### Instrucciones
1: En el texto sobre la táctica del frente único, ¿entre qué años se hizo con el poder por completo la burocracia dirigida por Stalin?
2: Escribe la continuación del texto sobre la táctica del frente único a partir de su última oración.

### Texto proporcionado
----
Esta táctica provocó oposición entre algunos sectores de los nuevos partidos comunistas. Algunos sugirieron un “frente único” sólo con las bases de los partidos reformistas, excluyendo a las direcciones traicioneras. Trotski, entonces un destacado dirigente de la Comintern, rebatió esta idea:

“Esta pregunta es el fruto de un malentendido. Si hubiésemos podido unir a las masas obreras alrededor de nuestra bandera, o de nuestras consignas normales, empequeñeciendo a las organizaciones reformistas, partidos o sindicatos, sería, ciertamente, la mejor de las cosas. Pero en ese caso la cuestión del frente no se plantearía ni incluso bajo su forma actual. La cuestión del frente único se plantea porque fracciones muy importantes de la clase obrera pertenecen a las organizaciones reformistas o las apoyan. Su experiencia actual no es aún suficiente para hacerles abandonarlas y organizarse con nosotros.”

Los principios elaborados por la Comintern fueron aplicados con más o menos habilidad en las luchas de los siguientes años, y luego fueron desapareciendo de la estrategia de los partidos comunistas. Aun así, las experiencias y debates de ese período, dentro de un movimiento revolucionario internacional, son un activo sin precio para las y los activistas de hoy.

Tercer período: sectarismo ante los nazis

El abandono de la táctica de frente único en los años 30, con la aplicación de políticas opuestas, pero igualmente desastrosas, ante la subida primero de Hitler y luego de Franco, sólo se puede entender en el contexto de los intereses de los burócratas que dirigían la URSS.

A lo largo de los años 20, con el fracaso de la revolución internacional, la URSS se alejó cada vez más de la explosión democrática de 1917. Entre 1927 y 1929, la burocracia dirigida por Stalin se hizo con el poder por completo, llevando a cabo una contrarrevolución. Adoptaron un discurso muy “izquierdista” para encubrir este paso.

Según ellos, en 1928, había empezado un “tercer período” del capitalismo, en el cual el fascismo y la socialdemocracia eran simplemente dos instrumentos de la burguesía en su lucha contra los trabajadores combativos y el partido comunista. Moscú impuso a los partidos comunistas una política sectaria, excluyendo cualquier colaboración con los socialdemócratas y escindiéndose los sindicatos, para crear pequeños “sindicatos rojos”.
----
### Datos de origen
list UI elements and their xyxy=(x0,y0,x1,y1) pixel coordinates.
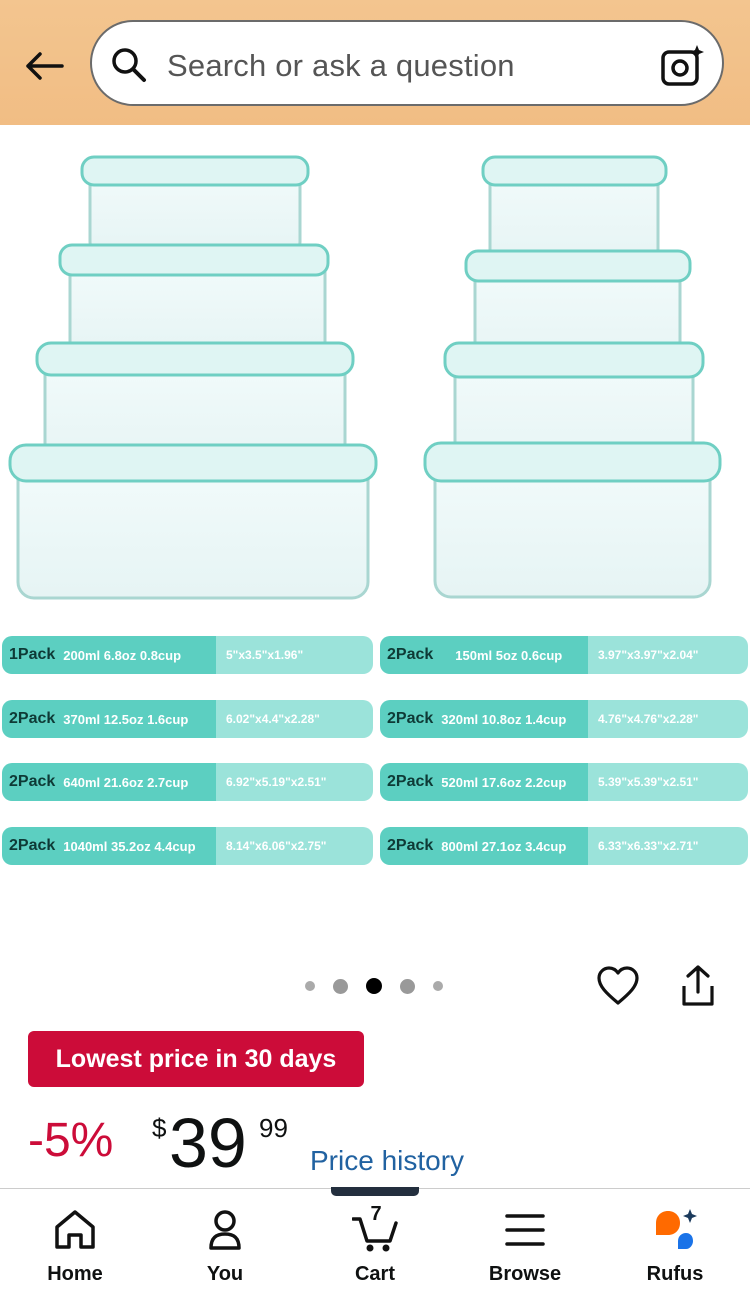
----
### Resultados esperados
1: Entre 1927 y 1929.

2:
Así que durante la subida al poder de Hitler en Alemania, mientras los escuadrones nazis atacaban a judíos y sindicalistas en la calle, el partido comunista alemán (KPD) declaró que un gobierno socialdemócrata sería mil veces peor que una dictadura fascista abierta. El dirigente comunista, Thälmann, argumentó en 1931 (dos años antes de la toma de poder nazi), que “El fascismo no empezará cuando llegue Hitler, empezó ya hace tiempo”. El KPD se presentó como el único partido antifascista; los demás eran simplemente variantes del fascismo, y no tenía sentido colaborar con ellos contra los nazis.

Es cierto que el partido socialdemócrata alemán (SPD) tenía un terrible historial. En 1919 había asesinado a Rosa Luxemburg y a Karl Liebknecht, destacados revolucionarios, y había contribuido de forma decisiva en la derrota de la revolución alemana (Ver La Hiedra, diciembre 2008). En 1929, el jefe de policía de Berlín, socialdemócrata, prohibió las manifestaciones del primero de mayo; 30 personas murieron en la consecuente represión.

Trotski conocía estos hechos, pero propuso una política totalmente opuesta a la del estalinista KPD. Insistió en la necesidad del frente único contra el fascismo, citando la experiencia de los bolcheviques en la lucha contra Kornílov, en 1917.

En 1931, Trotski escribió: 

La aplastante mayoría de los obreros socialdemócratas quiere pelear contra los fascistas, pero, por el momento, todavía, únicamente junto con sus organizaciones. Es imposible saltarse esta etapa. Debemos ayudar a los obreros socialdemócratas a verificar en la práctica… lo que valen sus organizaciones y sus jefes cuando es cuestión de vida o muerte para la clase obrera.

Igual que en 1917, Trotski insistió en que esto no implicaba esconder las diferencias con los reformistas: “¡Ninguna plataforma común con la socialdemocracia o los dirigentes de los sindicatos alemanes…! ¡Ponerse de acuerdo únicamente sobre la manera de golpear, sobre quién y cuándo golpear!” Lo importante era impulsar la acción real en la calle.

El KPD rechazó esta idea rotundamente. Como mucho, habló del “frente único desde abajo”, que la Comintern había rechazado en 1922.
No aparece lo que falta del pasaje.